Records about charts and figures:
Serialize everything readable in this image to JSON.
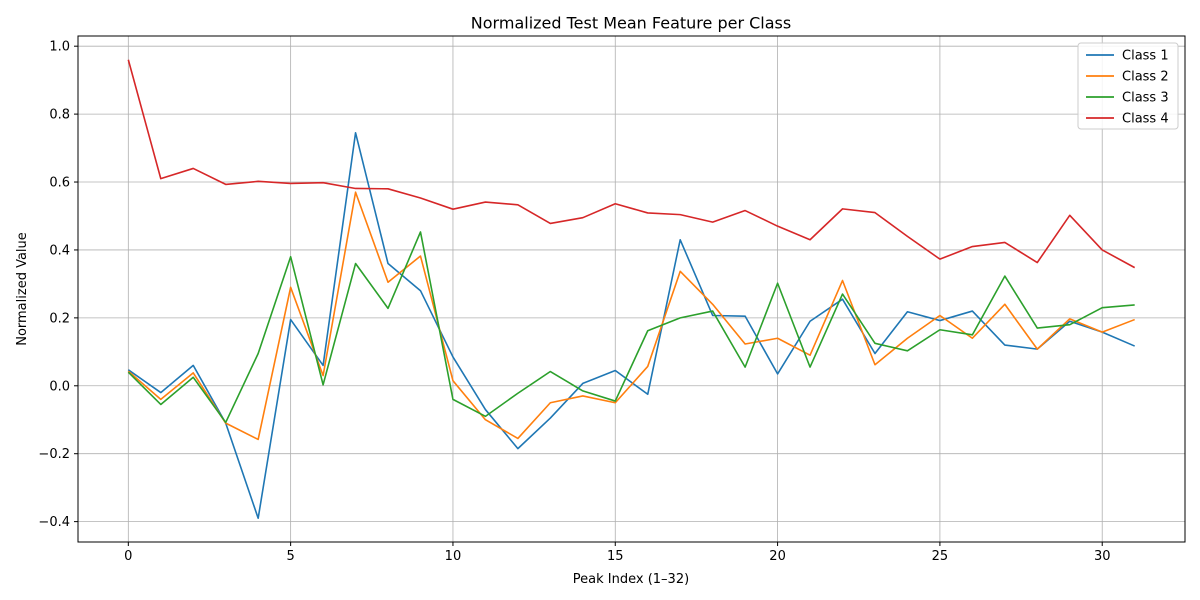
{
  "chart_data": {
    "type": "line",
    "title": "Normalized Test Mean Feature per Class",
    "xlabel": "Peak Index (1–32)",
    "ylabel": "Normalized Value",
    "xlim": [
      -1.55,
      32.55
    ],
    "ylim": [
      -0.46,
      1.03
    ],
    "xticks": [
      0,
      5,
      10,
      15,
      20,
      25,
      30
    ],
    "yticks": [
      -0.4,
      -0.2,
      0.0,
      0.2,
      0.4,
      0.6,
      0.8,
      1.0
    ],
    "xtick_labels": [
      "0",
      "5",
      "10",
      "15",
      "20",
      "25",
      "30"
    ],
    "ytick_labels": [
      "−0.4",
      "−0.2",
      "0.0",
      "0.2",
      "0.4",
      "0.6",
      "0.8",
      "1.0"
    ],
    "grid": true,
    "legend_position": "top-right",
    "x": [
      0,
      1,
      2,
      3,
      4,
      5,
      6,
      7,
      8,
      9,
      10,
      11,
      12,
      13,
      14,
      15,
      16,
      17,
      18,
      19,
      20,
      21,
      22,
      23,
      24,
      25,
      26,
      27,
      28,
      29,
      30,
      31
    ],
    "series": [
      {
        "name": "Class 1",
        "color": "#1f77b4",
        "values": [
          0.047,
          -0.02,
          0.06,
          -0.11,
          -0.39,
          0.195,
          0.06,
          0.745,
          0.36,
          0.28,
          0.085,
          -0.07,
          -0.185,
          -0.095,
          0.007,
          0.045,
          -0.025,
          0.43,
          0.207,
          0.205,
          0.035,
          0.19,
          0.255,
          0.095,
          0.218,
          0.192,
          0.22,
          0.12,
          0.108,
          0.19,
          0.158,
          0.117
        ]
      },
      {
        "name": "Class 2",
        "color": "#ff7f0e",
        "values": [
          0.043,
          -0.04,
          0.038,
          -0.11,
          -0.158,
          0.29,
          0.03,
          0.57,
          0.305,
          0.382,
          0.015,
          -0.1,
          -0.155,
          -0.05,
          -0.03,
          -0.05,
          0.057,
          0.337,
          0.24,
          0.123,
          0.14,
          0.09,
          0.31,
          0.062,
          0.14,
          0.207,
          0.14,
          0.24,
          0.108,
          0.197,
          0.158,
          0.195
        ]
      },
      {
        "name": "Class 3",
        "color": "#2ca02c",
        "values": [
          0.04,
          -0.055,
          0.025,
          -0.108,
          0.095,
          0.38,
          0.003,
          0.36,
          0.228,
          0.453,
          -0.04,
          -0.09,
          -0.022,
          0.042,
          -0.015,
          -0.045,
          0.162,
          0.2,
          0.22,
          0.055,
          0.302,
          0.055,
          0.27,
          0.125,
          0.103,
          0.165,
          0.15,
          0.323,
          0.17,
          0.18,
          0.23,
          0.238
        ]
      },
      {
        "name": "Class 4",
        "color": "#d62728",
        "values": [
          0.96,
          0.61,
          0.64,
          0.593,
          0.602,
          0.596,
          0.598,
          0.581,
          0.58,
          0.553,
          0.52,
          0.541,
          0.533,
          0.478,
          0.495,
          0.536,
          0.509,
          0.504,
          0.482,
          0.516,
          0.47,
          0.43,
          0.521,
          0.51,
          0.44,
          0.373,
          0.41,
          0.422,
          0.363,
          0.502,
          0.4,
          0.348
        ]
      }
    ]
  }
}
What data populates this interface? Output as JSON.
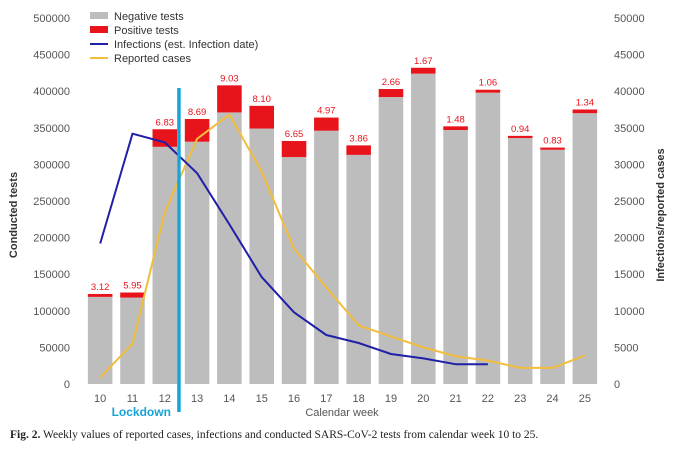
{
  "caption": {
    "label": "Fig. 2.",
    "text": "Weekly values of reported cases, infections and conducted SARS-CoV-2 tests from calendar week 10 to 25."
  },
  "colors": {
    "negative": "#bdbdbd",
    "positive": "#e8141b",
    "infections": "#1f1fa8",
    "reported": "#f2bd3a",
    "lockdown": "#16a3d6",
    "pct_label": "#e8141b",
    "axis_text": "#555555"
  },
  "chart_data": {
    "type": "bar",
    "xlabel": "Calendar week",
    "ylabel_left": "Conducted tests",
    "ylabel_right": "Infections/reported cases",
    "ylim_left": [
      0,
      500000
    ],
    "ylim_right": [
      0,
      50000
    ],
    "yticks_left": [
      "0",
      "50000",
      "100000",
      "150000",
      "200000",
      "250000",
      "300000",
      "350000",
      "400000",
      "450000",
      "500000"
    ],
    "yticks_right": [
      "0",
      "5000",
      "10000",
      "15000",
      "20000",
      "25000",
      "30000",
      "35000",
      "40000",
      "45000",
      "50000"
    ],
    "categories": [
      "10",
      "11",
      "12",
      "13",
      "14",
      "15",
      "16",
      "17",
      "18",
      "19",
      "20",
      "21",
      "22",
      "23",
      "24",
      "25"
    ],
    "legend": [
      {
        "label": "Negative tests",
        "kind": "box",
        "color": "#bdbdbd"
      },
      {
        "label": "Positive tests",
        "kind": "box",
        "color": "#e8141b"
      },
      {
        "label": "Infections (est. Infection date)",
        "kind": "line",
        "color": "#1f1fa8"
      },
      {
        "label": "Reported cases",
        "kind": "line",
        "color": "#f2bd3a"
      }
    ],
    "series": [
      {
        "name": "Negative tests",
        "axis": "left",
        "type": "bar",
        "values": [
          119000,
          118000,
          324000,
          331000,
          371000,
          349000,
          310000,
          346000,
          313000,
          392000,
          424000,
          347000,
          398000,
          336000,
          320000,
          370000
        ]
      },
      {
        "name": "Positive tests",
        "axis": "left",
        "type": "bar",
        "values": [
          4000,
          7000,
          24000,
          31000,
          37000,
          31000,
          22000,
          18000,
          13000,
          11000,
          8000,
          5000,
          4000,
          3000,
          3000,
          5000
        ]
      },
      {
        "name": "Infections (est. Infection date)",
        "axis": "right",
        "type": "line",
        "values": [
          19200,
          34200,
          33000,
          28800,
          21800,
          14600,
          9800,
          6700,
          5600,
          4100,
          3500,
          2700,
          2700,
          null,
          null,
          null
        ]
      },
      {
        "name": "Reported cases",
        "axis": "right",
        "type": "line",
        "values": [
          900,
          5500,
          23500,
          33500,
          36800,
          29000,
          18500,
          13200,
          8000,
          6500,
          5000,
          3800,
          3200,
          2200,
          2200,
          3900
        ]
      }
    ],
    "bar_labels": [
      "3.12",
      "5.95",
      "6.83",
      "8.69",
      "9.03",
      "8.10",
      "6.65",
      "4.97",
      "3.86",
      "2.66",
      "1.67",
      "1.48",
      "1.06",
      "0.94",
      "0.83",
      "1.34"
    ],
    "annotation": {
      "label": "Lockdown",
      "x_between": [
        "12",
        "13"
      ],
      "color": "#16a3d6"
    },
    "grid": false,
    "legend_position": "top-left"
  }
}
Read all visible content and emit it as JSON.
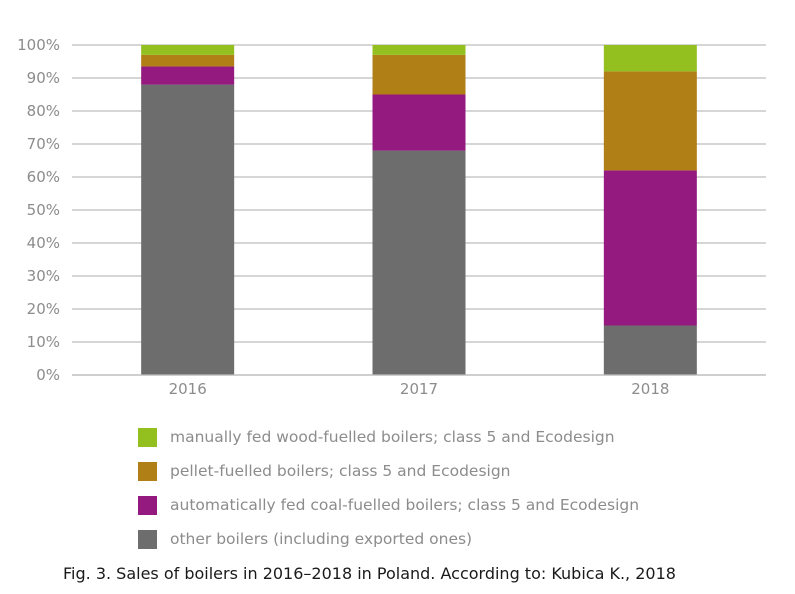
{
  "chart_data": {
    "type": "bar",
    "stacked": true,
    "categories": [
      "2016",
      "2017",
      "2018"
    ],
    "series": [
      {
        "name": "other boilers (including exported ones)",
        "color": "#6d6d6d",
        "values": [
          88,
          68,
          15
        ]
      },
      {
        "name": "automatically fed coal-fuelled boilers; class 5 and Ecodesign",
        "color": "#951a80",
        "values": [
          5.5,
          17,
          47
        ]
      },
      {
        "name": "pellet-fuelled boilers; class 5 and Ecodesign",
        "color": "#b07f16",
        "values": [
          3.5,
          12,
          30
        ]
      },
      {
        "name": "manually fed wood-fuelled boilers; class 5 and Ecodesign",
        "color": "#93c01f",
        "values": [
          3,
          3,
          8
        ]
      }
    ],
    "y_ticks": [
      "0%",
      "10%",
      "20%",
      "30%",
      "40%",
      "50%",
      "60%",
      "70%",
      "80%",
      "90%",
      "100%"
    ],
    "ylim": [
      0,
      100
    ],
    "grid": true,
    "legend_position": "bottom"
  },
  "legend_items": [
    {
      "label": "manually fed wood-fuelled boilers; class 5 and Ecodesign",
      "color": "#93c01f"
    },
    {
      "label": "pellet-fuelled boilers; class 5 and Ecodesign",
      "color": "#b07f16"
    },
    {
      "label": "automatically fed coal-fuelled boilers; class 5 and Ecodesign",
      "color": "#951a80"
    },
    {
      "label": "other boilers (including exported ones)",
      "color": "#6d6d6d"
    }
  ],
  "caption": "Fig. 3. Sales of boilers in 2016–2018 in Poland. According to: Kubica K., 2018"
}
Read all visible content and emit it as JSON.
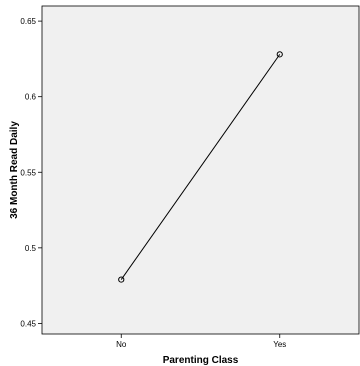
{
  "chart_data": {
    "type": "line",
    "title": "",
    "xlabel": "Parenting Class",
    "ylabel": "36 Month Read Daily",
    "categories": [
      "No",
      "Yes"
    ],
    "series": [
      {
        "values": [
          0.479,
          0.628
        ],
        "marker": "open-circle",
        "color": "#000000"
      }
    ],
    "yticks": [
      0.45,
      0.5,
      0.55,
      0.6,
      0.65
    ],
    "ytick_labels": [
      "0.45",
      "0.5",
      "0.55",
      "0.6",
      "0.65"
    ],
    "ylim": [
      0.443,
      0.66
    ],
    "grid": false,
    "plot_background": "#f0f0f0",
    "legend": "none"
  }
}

#### What is needed
Reply with only the number of lines in the entries that contain the word "ones".

#### Response below
2